:: RECORDS FOR PROCESSING ::
— begin —
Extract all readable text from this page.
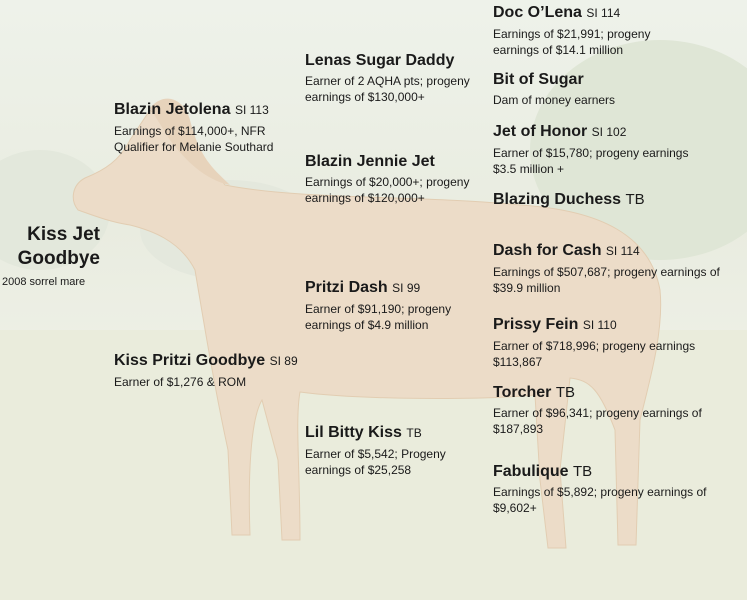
Kiss Jet
Goodbye
2008 sorrel mare
Blazin Jetolena SI 113
Earnings of $114,000+, NFR Qualifier for Melanie Southard
Kiss Pritzi Goodbye SI 89
Earner of $1,276 & ROM
Lenas Sugar Daddy
Earner of 2 AQHA pts; progeny earnings of $130,000+
Blazin Jennie Jet
Earnings of $20,000+; progeny earnings of $120,000+
Pritzi Dash SI 99
Earner of $91,190; progeny earnings of $4.9 million
Lil Bitty Kiss TB
Earner of $5,542; Progeny earnings of $25,258
Doc O’Lena SI 114
Earnings of $21,991; progeny earnings of $14.1 million
Bit of Sugar
Dam of money earners
Jet of Honor SI 102
Earner of $15,780; progeny earnings $3.5 million +
Blazing Duchess TB
Dash for Cash SI 114
Earnings of $507,687; progeny earnings of $39.9 million
Prissy Fein SI 110
Earner of $718,996; progeny earnings $113,867
Torcher TB
Earner of $96,341; progeny earnings of $187,893
Fabulique TB
Earnings of $5,892; progeny earnings of $9,602+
— end —
Make an exact copy of the data above, pictures excluded.

:: SOLUTION FOR THIS PROBLEM ::
Extract all readable text from this page.
Kiss Jet
Goodbye
2008 sorrel mare
Blazin Jetolena SI 113
Earnings of $114,000+, NFR Qualifier for Melanie Southard
Kiss Pritzi Goodbye SI 89
Earner of $1,276 & ROM
Lenas Sugar Daddy
Earner of 2 AQHA pts; progeny earnings of $130,000+
Blazin Jennie Jet
Earnings of $20,000+; progeny earnings of $120,000+
Pritzi Dash SI 99
Earner of $91,190; progeny earnings of $4.9 million
Lil Bitty Kiss TB
Earner of $5,542; Progeny earnings of $25,258
Doc O’Lena SI 114
Earnings of $21,991; progeny earnings of $14.1 million
Bit of Sugar
Dam of money earners
Jet of Honor SI 102
Earner of $15,780; progeny earnings $3.5 million +
Blazing Duchess TB
Dash for Cash SI 114
Earnings of $507,687; progeny earnings of $39.9 million
Prissy Fein SI 110
Earner of $718,996; progeny earnings $113,867
Torcher TB
Earner of $96,341; progeny earnings of $187,893
Fabulique TB
Earnings of $5,892; progeny earnings of $9,602+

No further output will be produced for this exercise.